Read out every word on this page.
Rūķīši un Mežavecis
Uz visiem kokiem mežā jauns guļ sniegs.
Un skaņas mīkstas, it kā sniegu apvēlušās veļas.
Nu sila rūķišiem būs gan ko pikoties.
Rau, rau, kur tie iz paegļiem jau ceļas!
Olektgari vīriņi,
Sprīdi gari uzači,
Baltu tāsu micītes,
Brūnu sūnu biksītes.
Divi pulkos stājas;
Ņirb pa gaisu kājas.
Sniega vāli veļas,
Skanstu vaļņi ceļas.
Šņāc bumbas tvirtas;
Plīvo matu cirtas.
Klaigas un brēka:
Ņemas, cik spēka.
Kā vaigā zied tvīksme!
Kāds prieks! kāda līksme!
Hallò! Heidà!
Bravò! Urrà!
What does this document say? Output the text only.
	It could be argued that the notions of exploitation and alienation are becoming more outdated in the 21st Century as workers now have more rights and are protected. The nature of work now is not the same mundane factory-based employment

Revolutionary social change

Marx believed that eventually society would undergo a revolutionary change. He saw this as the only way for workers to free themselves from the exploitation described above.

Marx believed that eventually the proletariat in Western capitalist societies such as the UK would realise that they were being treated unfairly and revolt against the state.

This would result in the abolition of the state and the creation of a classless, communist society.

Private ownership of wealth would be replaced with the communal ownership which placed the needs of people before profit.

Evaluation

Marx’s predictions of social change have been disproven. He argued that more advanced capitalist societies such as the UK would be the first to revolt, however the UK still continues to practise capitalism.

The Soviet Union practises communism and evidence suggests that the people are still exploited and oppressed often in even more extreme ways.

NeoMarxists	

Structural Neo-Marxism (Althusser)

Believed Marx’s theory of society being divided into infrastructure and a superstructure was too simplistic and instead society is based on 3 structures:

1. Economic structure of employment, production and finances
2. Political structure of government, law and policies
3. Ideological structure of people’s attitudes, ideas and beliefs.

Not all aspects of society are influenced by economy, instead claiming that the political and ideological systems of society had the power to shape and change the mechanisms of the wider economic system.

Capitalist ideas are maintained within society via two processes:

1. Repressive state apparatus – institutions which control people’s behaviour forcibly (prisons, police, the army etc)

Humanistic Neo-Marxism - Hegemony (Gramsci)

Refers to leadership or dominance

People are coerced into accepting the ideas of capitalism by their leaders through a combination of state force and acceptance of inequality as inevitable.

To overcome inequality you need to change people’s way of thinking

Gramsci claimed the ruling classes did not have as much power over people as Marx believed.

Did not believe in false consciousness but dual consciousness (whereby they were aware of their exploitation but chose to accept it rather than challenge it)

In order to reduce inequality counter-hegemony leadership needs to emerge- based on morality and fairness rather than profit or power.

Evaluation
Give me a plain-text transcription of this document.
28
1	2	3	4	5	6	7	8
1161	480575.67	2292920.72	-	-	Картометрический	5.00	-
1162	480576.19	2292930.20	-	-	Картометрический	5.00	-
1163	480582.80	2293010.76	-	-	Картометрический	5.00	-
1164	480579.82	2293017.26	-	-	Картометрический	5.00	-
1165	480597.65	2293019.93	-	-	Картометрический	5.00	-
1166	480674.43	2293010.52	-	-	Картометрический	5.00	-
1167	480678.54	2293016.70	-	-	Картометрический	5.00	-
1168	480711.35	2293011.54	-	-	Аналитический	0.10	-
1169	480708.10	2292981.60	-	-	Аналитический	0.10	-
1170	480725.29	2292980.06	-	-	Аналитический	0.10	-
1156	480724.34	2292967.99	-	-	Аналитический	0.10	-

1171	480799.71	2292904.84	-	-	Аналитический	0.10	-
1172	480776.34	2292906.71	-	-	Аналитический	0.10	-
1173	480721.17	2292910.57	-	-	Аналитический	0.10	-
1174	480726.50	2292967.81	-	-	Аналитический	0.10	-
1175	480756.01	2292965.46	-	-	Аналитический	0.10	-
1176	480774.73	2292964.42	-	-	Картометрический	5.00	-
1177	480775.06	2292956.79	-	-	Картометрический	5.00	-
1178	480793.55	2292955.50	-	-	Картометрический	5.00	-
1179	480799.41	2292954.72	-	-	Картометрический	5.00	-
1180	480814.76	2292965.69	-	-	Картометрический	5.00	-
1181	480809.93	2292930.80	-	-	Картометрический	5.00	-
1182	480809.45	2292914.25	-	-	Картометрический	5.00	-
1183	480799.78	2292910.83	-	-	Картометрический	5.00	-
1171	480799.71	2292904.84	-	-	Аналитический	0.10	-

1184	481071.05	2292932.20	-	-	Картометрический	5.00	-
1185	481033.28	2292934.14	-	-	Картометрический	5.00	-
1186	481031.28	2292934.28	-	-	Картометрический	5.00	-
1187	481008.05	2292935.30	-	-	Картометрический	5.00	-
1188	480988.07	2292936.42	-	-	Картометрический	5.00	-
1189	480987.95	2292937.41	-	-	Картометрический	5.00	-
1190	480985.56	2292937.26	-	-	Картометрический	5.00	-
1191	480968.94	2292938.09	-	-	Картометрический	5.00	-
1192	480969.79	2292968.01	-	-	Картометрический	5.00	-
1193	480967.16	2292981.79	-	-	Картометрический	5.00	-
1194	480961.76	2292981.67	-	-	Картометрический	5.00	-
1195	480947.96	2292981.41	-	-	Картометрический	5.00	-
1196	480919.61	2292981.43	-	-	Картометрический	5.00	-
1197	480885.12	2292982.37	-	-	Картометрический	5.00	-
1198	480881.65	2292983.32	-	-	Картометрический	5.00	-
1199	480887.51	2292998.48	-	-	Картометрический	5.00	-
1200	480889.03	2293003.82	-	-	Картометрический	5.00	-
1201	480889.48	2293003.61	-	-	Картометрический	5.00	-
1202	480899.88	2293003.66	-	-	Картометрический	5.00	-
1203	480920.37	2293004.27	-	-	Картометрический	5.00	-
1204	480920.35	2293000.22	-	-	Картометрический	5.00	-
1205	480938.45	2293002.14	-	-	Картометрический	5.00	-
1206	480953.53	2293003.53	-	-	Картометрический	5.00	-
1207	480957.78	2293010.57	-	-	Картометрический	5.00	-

★ ★ ★

Copy in full each line that holds the word "which".

● Answer below:
Private ownership of wealth would be replaced with the communal ownership which placed the needs of people before profit.
1. Repressive state apparatus – institutions which control people’s behaviour forcibly (prisons, police, the army etc)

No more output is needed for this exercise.